=== Rows taken from a layout dataset ===
· · · ·

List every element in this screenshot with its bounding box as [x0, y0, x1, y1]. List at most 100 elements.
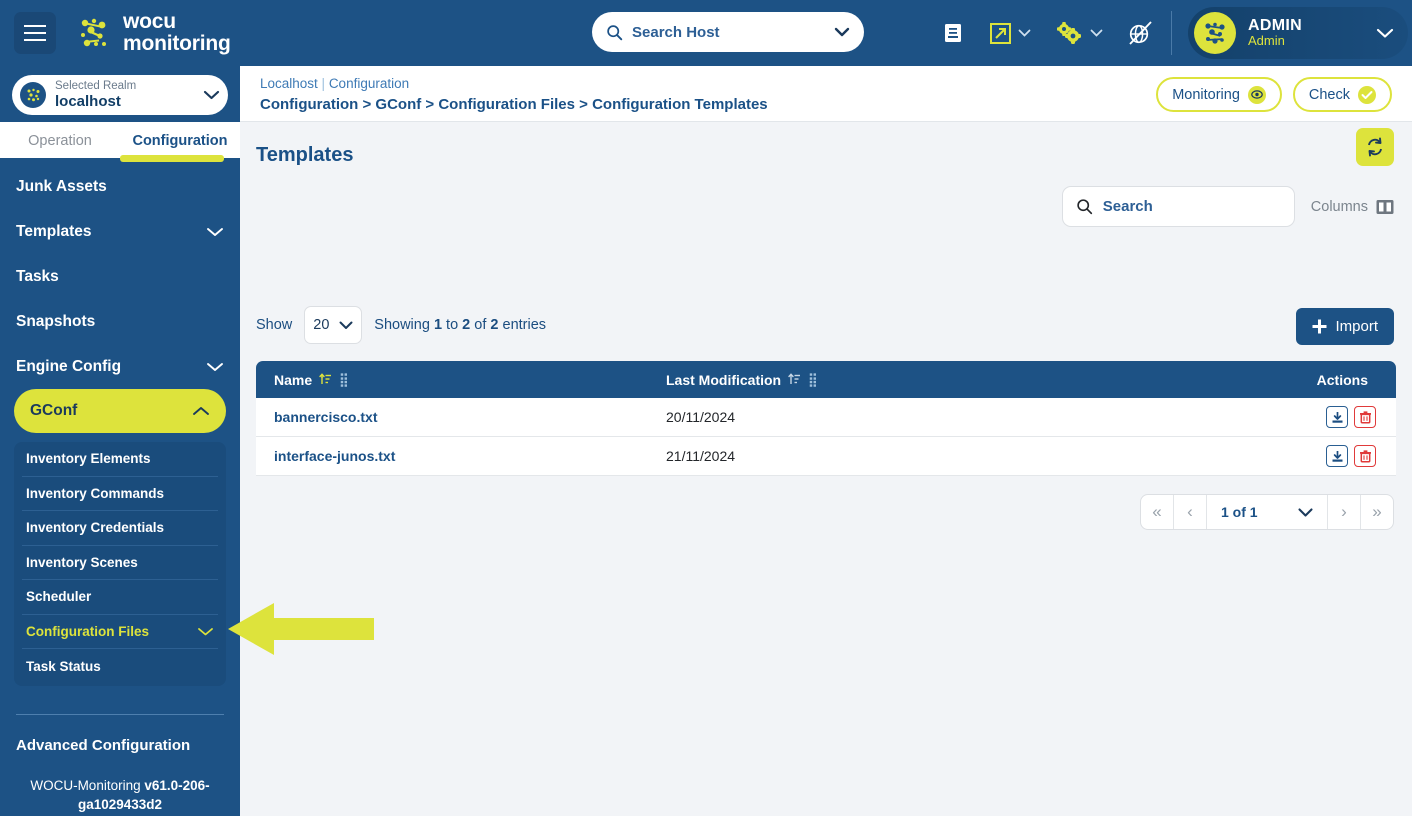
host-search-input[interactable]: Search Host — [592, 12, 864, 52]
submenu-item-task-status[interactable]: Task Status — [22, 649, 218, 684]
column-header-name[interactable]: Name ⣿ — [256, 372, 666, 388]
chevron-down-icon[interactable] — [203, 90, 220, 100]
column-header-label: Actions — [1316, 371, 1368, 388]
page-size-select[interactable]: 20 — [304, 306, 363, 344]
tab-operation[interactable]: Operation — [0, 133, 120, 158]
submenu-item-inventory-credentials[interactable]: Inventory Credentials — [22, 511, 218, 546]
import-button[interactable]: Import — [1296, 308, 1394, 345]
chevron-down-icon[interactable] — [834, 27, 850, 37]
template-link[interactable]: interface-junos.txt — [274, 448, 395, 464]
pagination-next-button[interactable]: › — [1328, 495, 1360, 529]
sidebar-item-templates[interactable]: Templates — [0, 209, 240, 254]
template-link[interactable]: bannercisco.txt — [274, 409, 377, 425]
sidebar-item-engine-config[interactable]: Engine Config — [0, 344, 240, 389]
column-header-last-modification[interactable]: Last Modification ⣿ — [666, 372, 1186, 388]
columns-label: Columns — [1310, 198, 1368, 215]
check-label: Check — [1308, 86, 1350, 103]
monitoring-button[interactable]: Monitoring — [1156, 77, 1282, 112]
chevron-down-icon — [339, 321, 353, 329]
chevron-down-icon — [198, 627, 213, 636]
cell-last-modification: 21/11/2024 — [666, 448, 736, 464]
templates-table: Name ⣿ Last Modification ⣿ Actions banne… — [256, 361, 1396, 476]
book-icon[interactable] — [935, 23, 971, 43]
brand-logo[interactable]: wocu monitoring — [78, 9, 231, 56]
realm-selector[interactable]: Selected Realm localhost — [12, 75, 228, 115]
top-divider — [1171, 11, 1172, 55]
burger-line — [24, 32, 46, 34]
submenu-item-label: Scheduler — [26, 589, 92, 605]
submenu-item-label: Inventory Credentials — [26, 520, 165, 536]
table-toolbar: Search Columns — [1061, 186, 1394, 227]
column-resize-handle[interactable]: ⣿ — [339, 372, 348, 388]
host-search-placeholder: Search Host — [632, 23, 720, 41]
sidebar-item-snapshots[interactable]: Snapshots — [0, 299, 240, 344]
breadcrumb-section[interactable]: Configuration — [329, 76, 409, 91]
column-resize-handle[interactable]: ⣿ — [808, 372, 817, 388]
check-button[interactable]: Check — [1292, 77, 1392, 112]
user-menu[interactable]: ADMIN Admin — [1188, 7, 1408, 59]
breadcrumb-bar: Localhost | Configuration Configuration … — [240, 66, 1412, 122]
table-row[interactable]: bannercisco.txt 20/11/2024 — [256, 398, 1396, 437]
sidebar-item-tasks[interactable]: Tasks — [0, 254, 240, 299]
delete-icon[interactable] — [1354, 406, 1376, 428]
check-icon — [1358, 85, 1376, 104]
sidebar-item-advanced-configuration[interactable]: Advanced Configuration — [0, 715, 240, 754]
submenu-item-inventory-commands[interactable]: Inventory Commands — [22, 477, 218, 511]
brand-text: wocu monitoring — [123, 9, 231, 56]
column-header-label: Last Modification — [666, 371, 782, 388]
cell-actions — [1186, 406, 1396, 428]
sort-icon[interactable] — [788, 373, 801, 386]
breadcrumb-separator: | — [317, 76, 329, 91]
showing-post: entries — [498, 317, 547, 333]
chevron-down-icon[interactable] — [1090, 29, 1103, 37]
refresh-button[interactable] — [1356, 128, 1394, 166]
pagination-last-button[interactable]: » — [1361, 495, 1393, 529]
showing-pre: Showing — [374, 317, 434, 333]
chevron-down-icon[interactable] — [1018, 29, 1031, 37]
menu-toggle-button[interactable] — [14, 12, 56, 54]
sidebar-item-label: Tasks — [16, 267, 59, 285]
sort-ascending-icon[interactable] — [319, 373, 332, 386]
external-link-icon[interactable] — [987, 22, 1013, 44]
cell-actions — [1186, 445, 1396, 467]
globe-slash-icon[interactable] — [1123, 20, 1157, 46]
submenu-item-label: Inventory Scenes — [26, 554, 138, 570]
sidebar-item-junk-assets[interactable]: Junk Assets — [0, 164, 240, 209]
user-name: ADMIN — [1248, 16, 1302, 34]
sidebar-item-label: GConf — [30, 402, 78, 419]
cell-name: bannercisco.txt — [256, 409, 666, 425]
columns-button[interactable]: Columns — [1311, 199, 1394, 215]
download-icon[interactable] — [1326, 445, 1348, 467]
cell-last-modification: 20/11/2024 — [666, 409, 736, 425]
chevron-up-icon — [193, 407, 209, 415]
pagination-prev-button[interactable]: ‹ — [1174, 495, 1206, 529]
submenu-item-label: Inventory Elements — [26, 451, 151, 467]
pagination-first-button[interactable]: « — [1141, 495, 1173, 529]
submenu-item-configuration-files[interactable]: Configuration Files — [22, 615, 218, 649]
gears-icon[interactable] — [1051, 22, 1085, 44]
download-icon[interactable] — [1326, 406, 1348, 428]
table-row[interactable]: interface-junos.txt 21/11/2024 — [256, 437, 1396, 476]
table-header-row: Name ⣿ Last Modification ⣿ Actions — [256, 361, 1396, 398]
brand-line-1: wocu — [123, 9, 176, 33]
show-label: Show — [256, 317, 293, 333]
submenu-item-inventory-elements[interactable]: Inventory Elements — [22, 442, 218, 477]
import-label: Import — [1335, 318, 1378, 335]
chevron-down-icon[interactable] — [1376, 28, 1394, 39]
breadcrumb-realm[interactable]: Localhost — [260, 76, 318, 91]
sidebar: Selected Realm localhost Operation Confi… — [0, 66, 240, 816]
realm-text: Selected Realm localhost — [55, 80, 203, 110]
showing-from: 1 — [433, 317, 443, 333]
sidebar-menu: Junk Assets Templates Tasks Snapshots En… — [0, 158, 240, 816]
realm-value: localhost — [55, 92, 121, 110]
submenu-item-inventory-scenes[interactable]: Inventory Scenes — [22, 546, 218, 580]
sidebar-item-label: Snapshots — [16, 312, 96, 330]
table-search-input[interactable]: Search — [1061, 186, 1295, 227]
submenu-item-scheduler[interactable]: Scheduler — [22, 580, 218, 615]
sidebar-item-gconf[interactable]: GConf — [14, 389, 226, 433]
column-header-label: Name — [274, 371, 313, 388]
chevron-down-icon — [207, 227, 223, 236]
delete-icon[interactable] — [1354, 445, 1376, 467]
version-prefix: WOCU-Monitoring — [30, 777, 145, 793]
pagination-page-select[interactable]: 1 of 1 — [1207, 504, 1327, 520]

· · · ·

Rewrite the items above with every instance of "chevron-down-icon" renamed to "caret-down-icon", changing nothing else, and leave the picture out.

=== Solution to the problem ===
List every element in this screenshot with its bounding box as [x0, y0, x1, y1]. List at most 100 elements.
host-search-input[interactable]: Search Host — [592, 12, 864, 52]
submenu-item-task-status[interactable]: Task Status — [22, 649, 218, 684]
column-header-name[interactable]: Name ⣿ — [256, 372, 666, 388]
caret-down-icon[interactable] — [203, 90, 220, 100]
column-header-label: Actions — [1316, 371, 1368, 388]
page-size-select[interactable]: 20 — [304, 306, 363, 344]
tab-operation[interactable]: Operation — [0, 133, 120, 158]
submenu-item-inventory-credentials[interactable]: Inventory Credentials — [22, 511, 218, 546]
import-button[interactable]: Import — [1296, 308, 1394, 345]
caret-down-icon[interactable] — [834, 27, 850, 37]
template-link[interactable]: interface-junos.txt — [274, 448, 395, 464]
pagination-next-button[interactable]: › — [1328, 495, 1360, 529]
sidebar-item-templates[interactable]: Templates — [0, 209, 240, 254]
template-link[interactable]: bannercisco.txt — [274, 409, 377, 425]
sidebar-item-engine-config[interactable]: Engine Config — [0, 344, 240, 389]
column-header-last-modification[interactable]: Last Modification ⣿ — [666, 372, 1186, 388]
columns-label: Columns — [1310, 198, 1368, 215]
check-label: Check — [1308, 86, 1350, 103]
monitoring-button[interactable]: Monitoring — [1156, 77, 1282, 112]
caret-down-icon — [339, 321, 353, 329]
caret-down-icon — [198, 627, 213, 636]
cell-last-modification: 21/11/2024 — [666, 448, 736, 464]
templates-table: Name ⣿ Last Modification ⣿ Actions banne… — [256, 361, 1396, 476]
book-icon[interactable] — [935, 23, 971, 43]
brand-logo[interactable]: wocu monitoring — [78, 9, 231, 56]
realm-selector[interactable]: Selected Realm localhost — [12, 75, 228, 115]
top-divider — [1171, 11, 1172, 55]
burger-line — [24, 32, 46, 34]
submenu-item-label: Scheduler — [26, 589, 92, 605]
submenu-item-label: Inventory Credentials — [26, 520, 165, 536]
table-toolbar: Search Columns — [1061, 186, 1394, 227]
column-resize-handle[interactable]: ⣿ — [339, 372, 348, 388]
host-search-placeholder: Search Host — [632, 23, 720, 41]
sidebar-item-snapshots[interactable]: Snapshots — [0, 299, 240, 344]
breadcrumb-section[interactable]: Configuration — [329, 76, 409, 91]
column-resize-handle[interactable]: ⣿ — [808, 372, 817, 388]
check-button[interactable]: Check — [1292, 77, 1392, 112]
user-menu[interactable]: ADMIN Admin — [1188, 7, 1408, 59]
breadcrumb-bar: Localhost | Configuration Configuration … — [240, 66, 1412, 122]
table-row[interactable]: bannercisco.txt 20/11/2024 — [256, 398, 1396, 437]
sidebar-item-tasks[interactable]: Tasks — [0, 254, 240, 299]
delete-icon[interactable] — [1354, 406, 1376, 428]
check-icon — [1358, 85, 1376, 104]
sidebar-item-advanced-configuration[interactable]: Advanced Configuration — [0, 715, 240, 754]
submenu-item-inventory-commands[interactable]: Inventory Commands — [22, 477, 218, 511]
brand-text: wocu monitoring — [123, 9, 231, 56]
column-header-label: Last Modification — [666, 371, 782, 388]
cell-actions — [1186, 406, 1396, 428]
sort-icon[interactable] — [788, 373, 801, 386]
breadcrumb-separator: | — [317, 76, 329, 91]
showing-post: entries — [498, 317, 547, 333]
caret-down-icon[interactable] — [1090, 29, 1103, 37]
refresh-button[interactable] — [1356, 128, 1394, 166]
pagination-last-button[interactable]: » — [1361, 495, 1393, 529]
showing-pre: Showing — [374, 317, 434, 333]
caret-down-icon[interactable] — [1018, 29, 1031, 37]
menu-toggle-button[interactable] — [14, 12, 56, 54]
sidebar-item-label: Tasks — [16, 267, 59, 285]
sort-ascending-icon[interactable] — [319, 373, 332, 386]
external-link-icon[interactable] — [987, 22, 1013, 44]
cell-actions — [1186, 445, 1396, 467]
globe-slash-icon[interactable] — [1123, 20, 1157, 46]
submenu-item-label: Inventory Scenes — [26, 554, 138, 570]
sidebar-item-junk-assets[interactable]: Junk Assets — [0, 164, 240, 209]
user-name: ADMIN — [1248, 16, 1302, 34]
sidebar-item-label: GConf — [30, 402, 78, 419]
cell-name: bannercisco.txt — [256, 409, 666, 425]
columns-button[interactable]: Columns — [1311, 199, 1394, 215]
download-icon[interactable] — [1326, 445, 1348, 467]
cell-last-modification: 20/11/2024 — [666, 409, 736, 425]
chevron-up-icon — [193, 407, 209, 415]
pagination-prev-button[interactable]: ‹ — [1174, 495, 1206, 529]
submenu-item-label: Inventory Elements — [26, 451, 151, 467]
pagination-first-button[interactable]: « — [1141, 495, 1173, 529]
submenu-item-configuration-files[interactable]: Configuration Files — [22, 615, 218, 649]
gears-icon[interactable] — [1051, 22, 1085, 44]
download-icon[interactable] — [1326, 406, 1348, 428]
table-row[interactable]: interface-junos.txt 21/11/2024 — [256, 437, 1396, 476]
table-header-row: Name ⣿ Last Modification ⣿ Actions — [256, 361, 1396, 398]
brand-line-1: wocu — [123, 9, 176, 33]
show-label: Show — [256, 317, 293, 333]
submenu-item-inventory-elements[interactable]: Inventory Elements — [22, 442, 218, 477]
import-label: Import — [1335, 318, 1378, 335]
caret-down-icon[interactable] — [1376, 28, 1394, 39]
breadcrumb-realm[interactable]: Localhost — [260, 76, 318, 91]
sidebar: Selected Realm localhost Operation Confi… — [0, 66, 240, 816]
realm-text: Selected Realm localhost — [55, 80, 203, 110]
showing-from: 1 — [433, 317, 443, 333]
sidebar-menu: Junk Assets Templates Tasks Snapshots En… — [0, 158, 240, 816]
realm-value: localhost — [55, 92, 121, 110]
submenu-item-inventory-scenes[interactable]: Inventory Scenes — [22, 546, 218, 580]
sidebar-item-label: Snapshots — [16, 312, 96, 330]
table-search-input[interactable]: Search — [1061, 186, 1295, 227]
submenu-item-scheduler[interactable]: Scheduler — [22, 580, 218, 615]
sidebar-item-gconf[interactable]: GConf — [14, 389, 226, 433]
column-header-label: Name — [274, 371, 313, 388]
caret-down-icon — [207, 227, 223, 236]
delete-icon[interactable] — [1354, 445, 1376, 467]
version-prefix: WOCU-Monitoring — [30, 777, 145, 793]
pagination-page-select[interactable]: 1 of 1 — [1207, 504, 1327, 520]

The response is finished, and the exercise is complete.